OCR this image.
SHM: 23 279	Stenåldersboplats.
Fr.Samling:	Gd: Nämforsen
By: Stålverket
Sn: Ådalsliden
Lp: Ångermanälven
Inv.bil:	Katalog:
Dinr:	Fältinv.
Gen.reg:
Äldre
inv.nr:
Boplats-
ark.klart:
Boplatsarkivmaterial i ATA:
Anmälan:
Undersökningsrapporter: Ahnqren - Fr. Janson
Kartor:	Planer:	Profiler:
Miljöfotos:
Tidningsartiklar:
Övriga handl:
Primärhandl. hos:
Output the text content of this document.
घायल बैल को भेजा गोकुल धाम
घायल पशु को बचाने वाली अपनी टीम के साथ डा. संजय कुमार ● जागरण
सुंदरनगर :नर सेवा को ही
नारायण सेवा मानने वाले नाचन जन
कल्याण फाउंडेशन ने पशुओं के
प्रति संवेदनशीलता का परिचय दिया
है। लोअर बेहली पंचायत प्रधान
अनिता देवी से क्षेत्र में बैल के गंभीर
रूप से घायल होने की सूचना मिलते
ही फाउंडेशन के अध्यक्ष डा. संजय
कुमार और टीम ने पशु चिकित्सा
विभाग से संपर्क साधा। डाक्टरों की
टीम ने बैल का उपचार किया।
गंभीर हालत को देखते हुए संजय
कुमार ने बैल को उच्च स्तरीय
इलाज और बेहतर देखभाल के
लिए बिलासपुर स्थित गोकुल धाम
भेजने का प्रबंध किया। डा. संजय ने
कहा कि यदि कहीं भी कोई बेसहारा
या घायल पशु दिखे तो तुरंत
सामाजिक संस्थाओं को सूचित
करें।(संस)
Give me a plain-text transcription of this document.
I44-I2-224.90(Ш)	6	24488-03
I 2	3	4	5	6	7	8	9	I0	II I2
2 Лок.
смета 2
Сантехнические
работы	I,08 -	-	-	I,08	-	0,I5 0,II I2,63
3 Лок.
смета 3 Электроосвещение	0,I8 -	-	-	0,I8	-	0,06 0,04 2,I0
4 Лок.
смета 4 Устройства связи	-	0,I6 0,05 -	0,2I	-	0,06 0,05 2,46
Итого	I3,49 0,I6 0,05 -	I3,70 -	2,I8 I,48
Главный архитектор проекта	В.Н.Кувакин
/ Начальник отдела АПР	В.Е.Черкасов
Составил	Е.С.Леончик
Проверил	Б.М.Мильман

STATED TASK:
Copy down the material exactly as written.

FINAL RESULT:
OCR this image.
SHM: 23 279	Stenåldersboplats.
Fr.Samling:	Gd: Nämforsen
By: Stålverket
Sn: Ådalsliden
Lp: Ångermanälven
Inv.bil:	Katalog:
Dinr:	Fältinv.
Gen.reg:
Äldre
inv.nr:
Boplats-
ark.klart:
Boplatsarkivmaterial i ATA:
Anmälan:
Undersökningsrapporter: Ahnqren - Fr. Janson
Kartor:	Planer:	Profiler:
Miljöfotos:
Tidningsartiklar:
Övriga handl:
Primärhandl. hos:
Output the text content of this document.
घायल बैल को भेजा गोकुल धाम
घायल पशु को बचाने वाली अपनी टीम के साथ डा. संजय कुमार ● जागरण
सुंदरनगर :नर सेवा को ही
नारायण सेवा मानने वाले नाचन जन
कल्याण फाउंडेशन ने पशुओं के
प्रति संवेदनशीलता का परिचय दिया
है। लोअर बेहली पंचायत प्रधान
अनिता देवी से क्षेत्र में बैल के गंभीर
रूप से घायल होने की सूचना मिलते
ही फाउंडेशन के अध्यक्ष डा. संजय
कुमार और टीम ने पशु चिकित्सा
विभाग से संपर्क साधा। डाक्टरों की
टीम ने बैल का उपचार किया।
गंभीर हालत को देखते हुए संजय
कुमार ने बैल को उच्च स्तरीय
इलाज और बेहतर देखभाल के
लिए बिलासपुर स्थित गोकुल धाम
भेजने का प्रबंध किया। डा. संजय ने
कहा कि यदि कहीं भी कोई बेसहारा
या घायल पशु दिखे तो तुरंत
सामाजिक संस्थाओं को सूचित
करें।(संस)
Give me a plain-text transcription of this document.
I44-I2-224.90(Ш)	6	24488-03
I 2	3	4	5	6	7	8	9	I0	II I2
2 Лок.
смета 2
Сантехнические
работы	I,08 -	-	-	I,08	-	0,I5 0,II I2,63
3 Лок.
смета 3 Электроосвещение	0,I8 -	-	-	0,I8	-	0,06 0,04 2,I0
4 Лок.
смета 4 Устройства связи	-	0,I6 0,05 -	0,2I	-	0,06 0,05 2,46
Итого	I3,49 0,I6 0,05 -	I3,70 -	2,I8 I,48
Главный архитектор проекта	В.Н.Кувакин
/ Начальник отдела АПР	В.Е.Черкасов
Составил	Е.С.Леончик
Проверил	Б.М.Мильман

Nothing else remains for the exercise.